● **SET EXERCISE**
Records follow. Pull out every line that contains "title".

-- -- --

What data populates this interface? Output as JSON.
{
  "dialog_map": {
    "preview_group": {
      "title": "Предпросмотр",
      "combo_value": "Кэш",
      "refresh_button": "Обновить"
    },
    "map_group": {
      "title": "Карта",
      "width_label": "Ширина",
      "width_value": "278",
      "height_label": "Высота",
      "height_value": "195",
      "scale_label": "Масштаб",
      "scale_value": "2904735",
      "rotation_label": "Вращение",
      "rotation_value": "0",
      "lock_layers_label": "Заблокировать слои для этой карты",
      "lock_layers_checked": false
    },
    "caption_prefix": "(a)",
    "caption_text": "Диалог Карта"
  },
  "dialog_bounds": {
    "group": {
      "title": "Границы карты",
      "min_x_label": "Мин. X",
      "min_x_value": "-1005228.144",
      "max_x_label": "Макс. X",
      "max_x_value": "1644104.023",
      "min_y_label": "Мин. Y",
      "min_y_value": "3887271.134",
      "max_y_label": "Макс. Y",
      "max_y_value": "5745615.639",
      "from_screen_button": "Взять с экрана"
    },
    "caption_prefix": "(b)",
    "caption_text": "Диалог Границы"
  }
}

-- -- --

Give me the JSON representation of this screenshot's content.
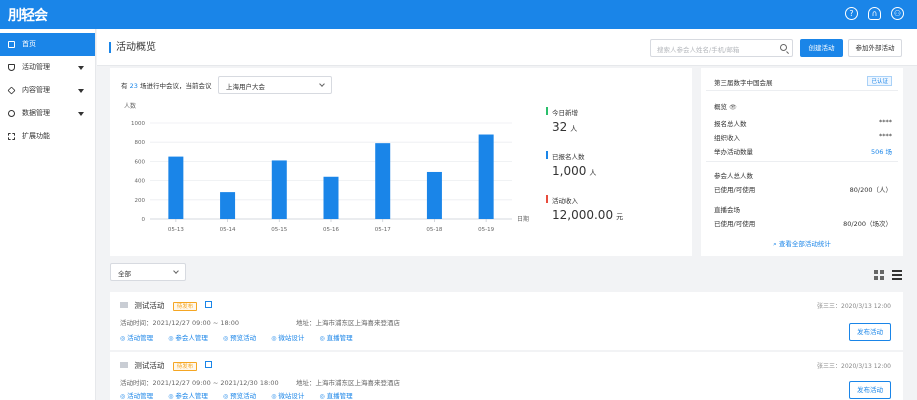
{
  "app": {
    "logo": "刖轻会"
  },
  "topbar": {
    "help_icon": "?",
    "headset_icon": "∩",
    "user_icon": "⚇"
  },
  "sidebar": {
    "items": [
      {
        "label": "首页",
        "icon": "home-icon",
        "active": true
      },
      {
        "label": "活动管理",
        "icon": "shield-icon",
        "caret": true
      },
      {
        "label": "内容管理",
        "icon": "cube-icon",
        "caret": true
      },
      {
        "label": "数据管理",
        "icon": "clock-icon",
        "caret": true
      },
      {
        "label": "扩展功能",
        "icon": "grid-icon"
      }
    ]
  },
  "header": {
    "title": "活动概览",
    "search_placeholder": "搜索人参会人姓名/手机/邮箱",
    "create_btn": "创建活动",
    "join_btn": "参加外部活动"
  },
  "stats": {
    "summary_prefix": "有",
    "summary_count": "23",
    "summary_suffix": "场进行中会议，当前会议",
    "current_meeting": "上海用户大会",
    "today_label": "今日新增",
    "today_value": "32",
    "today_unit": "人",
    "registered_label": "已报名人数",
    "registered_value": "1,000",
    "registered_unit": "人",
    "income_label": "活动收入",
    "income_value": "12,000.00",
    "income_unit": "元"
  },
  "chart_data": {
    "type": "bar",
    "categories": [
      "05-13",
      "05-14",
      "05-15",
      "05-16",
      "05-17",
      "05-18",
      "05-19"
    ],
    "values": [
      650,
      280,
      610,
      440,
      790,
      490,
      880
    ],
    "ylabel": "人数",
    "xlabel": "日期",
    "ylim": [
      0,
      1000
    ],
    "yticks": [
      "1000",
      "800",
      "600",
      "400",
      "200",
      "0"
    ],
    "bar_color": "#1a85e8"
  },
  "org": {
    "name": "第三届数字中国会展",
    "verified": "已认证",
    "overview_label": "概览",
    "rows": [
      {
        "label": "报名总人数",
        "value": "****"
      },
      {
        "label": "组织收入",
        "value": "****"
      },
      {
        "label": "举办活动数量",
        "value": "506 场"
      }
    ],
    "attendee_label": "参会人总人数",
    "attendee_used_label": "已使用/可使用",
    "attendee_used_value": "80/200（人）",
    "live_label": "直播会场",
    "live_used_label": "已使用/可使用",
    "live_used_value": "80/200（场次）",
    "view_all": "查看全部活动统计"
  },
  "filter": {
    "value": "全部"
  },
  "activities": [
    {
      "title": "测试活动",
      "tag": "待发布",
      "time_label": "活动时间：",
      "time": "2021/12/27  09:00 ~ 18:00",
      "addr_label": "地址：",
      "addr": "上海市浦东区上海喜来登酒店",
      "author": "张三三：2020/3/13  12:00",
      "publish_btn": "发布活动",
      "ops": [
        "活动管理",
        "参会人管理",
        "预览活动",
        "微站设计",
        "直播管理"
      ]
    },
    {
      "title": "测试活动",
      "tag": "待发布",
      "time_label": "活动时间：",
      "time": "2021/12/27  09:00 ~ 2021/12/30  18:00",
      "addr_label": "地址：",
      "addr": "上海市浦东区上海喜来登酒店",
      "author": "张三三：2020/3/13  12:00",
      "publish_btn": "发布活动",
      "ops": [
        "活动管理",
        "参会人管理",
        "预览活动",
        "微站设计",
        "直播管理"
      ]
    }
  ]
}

-- -- --

● **FINISHED ANSWER**
      "title": "Предпросмотр",
      "title": "Карта",
      "title": "Границы карты",
    "title": "活动概览",
      "title": "测试活动",
      "title": "测试活动",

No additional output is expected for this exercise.